#### TASK PROMPT
Exactly reproduce each entry, leaving out nothing.

#### Raw records

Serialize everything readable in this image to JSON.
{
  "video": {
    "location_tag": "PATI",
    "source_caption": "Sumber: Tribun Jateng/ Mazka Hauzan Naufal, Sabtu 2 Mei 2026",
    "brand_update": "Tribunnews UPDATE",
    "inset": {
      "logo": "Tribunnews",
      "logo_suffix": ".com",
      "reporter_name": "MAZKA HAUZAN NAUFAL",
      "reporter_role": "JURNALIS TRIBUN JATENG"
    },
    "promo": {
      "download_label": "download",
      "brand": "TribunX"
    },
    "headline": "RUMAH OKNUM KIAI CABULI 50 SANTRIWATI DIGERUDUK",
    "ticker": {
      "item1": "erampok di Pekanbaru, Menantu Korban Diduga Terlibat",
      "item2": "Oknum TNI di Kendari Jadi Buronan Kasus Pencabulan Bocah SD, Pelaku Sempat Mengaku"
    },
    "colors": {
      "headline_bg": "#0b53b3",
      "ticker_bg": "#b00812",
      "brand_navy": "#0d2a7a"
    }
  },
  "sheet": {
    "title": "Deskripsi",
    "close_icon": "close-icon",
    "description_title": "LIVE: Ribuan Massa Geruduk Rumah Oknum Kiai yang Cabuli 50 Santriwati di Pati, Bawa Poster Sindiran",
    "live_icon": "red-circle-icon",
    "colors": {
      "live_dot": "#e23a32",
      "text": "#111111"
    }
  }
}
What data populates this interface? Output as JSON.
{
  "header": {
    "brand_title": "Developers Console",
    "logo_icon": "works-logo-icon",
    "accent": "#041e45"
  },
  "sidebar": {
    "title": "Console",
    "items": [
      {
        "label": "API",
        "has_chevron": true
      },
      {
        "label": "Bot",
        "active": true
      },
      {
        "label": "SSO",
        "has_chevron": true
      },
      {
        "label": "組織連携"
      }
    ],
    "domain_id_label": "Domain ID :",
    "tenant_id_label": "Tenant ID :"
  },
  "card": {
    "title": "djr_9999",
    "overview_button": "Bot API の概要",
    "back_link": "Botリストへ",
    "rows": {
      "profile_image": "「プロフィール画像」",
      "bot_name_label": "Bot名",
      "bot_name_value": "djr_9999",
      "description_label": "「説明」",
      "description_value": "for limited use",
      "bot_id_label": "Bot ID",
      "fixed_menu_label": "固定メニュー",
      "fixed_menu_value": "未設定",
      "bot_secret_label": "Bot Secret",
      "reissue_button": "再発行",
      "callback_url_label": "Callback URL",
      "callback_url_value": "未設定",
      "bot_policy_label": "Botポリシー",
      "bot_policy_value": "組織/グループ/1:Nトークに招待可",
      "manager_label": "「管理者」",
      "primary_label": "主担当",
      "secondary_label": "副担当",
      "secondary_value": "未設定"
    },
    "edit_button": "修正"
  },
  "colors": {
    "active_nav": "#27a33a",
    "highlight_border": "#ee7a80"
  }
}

#### EXERCISE RESULT
Serialize everything readable in this image to JSON.
{
  "video": {
    "location_tag": "PATI",
    "source_caption": "Sumber: Tribun Jateng/ Mazka Hauzan Naufal, Sabtu 2 Mei 2026",
    "brand_update": "Tribunnews UPDATE",
    "inset": {
      "logo": "Tribunnews",
      "logo_suffix": ".com",
      "reporter_name": "MAZKA HAUZAN NAUFAL",
      "reporter_role": "JURNALIS TRIBUN JATENG"
    },
    "promo": {
      "download_label": "download",
      "brand": "TribunX"
    },
    "headline": "RUMAH OKNUM KIAI CABULI 50 SANTRIWATI DIGERUDUK",
    "ticker": {
      "item1": "erampok di Pekanbaru, Menantu Korban Diduga Terlibat",
      "item2": "Oknum TNI di Kendari Jadi Buronan Kasus Pencabulan Bocah SD, Pelaku Sempat Mengaku"
    },
    "colors": {
      "headline_bg": "#0b53b3",
      "ticker_bg": "#b00812",
      "brand_navy": "#0d2a7a"
    }
  },
  "sheet": {
    "title": "Deskripsi",
    "close_icon": "close-icon",
    "description_title": "LIVE: Ribuan Massa Geruduk Rumah Oknum Kiai yang Cabuli 50 Santriwati di Pati, Bawa Poster Sindiran",
    "live_icon": "red-circle-icon",
    "colors": {
      "live_dot": "#e23a32",
      "text": "#111111"
    }
  }
}
What data populates this interface? Output as JSON.
{
  "header": {
    "brand_title": "Developers Console",
    "logo_icon": "works-logo-icon",
    "accent": "#041e45"
  },
  "sidebar": {
    "title": "Console",
    "items": [
      {
        "label": "API",
        "has_chevron": true
      },
      {
        "label": "Bot",
        "active": true
      },
      {
        "label": "SSO",
        "has_chevron": true
      },
      {
        "label": "組織連携"
      }
    ],
    "domain_id_label": "Domain ID :",
    "tenant_id_label": "Tenant ID :"
  },
  "card": {
    "title": "djr_9999",
    "overview_button": "Bot API の概要",
    "back_link": "Botリストへ",
    "rows": {
      "profile_image": "「プロフィール画像」",
      "bot_name_label": "Bot名",
      "bot_name_value": "djr_9999",
      "description_label": "「説明」",
      "description_value": "for limited use",
      "bot_id_label": "Bot ID",
      "fixed_menu_label": "固定メニュー",
      "fixed_menu_value": "未設定",
      "bot_secret_label": "Bot Secret",
      "reissue_button": "再発行",
      "callback_url_label": "Callback URL",
      "callback_url_value": "未設定",
      "bot_policy_label": "Botポリシー",
      "bot_policy_value": "組織/グループ/1:Nトークに招待可",
      "manager_label": "「管理者」",
      "primary_label": "主担当",
      "secondary_label": "副担当",
      "secondary_value": "未設定"
    },
    "edit_button": "修正"
  },
  "colors": {
    "active_nav": "#27a33a",
    "highlight_border": "#ee7a80"
  }
}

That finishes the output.